__Stored rows__
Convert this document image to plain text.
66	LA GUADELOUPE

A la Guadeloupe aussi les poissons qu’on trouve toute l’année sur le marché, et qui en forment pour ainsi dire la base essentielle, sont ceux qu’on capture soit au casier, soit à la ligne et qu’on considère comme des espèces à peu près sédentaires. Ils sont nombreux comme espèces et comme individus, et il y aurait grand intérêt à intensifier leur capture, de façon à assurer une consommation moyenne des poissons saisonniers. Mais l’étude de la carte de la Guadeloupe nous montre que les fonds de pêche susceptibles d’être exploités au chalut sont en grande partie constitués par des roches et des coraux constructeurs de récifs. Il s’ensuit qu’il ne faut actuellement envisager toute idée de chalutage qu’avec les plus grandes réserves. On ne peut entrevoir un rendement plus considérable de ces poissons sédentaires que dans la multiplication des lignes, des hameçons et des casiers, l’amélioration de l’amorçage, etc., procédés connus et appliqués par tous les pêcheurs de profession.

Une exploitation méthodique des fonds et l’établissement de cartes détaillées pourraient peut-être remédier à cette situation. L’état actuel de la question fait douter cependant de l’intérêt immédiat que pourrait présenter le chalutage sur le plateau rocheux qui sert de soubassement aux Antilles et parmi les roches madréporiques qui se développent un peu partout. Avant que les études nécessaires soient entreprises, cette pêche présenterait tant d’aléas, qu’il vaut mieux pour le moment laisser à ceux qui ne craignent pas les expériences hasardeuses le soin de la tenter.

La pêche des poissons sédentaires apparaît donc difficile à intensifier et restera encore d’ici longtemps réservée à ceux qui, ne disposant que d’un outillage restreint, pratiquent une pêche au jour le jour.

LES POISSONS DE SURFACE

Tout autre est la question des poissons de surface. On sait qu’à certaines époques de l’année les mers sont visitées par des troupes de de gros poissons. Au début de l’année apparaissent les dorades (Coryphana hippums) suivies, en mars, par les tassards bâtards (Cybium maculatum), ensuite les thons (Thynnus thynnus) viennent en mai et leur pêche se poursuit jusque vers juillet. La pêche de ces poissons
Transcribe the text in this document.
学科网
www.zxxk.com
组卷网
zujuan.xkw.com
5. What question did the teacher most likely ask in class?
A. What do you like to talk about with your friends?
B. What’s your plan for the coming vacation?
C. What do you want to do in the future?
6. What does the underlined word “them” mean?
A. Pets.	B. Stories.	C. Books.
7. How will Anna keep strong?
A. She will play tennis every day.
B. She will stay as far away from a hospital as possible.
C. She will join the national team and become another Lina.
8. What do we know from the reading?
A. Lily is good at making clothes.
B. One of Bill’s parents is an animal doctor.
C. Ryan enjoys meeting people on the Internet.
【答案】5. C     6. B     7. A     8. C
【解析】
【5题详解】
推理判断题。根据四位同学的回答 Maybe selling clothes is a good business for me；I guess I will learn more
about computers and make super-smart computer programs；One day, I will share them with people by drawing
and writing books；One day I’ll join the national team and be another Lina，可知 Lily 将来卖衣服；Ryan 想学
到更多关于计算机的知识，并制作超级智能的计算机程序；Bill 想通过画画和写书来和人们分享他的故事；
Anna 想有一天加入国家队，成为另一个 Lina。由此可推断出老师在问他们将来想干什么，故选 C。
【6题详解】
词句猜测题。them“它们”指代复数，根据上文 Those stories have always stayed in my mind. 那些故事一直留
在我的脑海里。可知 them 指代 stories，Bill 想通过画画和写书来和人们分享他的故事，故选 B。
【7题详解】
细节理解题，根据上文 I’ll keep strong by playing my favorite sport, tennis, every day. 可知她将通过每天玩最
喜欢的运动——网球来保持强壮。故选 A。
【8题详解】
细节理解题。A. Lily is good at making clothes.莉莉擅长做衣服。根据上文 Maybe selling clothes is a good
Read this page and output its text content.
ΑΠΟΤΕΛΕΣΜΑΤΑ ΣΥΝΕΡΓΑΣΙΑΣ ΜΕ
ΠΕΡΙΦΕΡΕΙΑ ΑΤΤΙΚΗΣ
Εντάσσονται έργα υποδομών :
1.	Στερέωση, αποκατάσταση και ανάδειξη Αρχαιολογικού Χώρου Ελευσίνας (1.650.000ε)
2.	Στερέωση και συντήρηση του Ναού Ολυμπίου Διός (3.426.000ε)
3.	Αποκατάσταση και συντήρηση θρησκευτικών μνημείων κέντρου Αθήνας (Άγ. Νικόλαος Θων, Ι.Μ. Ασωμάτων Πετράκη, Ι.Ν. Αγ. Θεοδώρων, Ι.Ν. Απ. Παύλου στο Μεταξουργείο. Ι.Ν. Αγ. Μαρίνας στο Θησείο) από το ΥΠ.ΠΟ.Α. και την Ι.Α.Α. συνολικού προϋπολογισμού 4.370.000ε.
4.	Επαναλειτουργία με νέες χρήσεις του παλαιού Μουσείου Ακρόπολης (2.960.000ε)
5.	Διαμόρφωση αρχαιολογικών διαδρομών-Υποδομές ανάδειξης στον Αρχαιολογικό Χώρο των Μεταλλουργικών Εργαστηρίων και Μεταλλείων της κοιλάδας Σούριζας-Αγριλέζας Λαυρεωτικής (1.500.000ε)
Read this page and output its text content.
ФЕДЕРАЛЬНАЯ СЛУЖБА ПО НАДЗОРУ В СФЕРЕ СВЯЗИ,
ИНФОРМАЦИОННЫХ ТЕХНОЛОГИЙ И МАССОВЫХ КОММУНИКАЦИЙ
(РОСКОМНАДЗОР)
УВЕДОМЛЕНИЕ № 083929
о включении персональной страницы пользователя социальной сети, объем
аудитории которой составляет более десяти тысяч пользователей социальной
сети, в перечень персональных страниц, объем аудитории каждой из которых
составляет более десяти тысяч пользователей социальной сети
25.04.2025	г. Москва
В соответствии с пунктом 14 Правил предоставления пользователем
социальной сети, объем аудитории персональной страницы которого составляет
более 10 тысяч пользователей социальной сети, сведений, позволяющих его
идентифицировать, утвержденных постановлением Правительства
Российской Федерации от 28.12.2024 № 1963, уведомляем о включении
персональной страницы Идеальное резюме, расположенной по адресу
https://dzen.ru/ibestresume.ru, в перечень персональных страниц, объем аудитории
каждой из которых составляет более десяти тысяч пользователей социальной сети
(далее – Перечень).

__Goal of the exercise__
Identify the lines in the entries that hold "Ryan" and return each one.

__The answer__
C. Ryan enjoys meeting people on the Internet.
and writing books；One day I’ll join the national team and be another Lina，可知 Lily 将来卖衣服；Ryan 想学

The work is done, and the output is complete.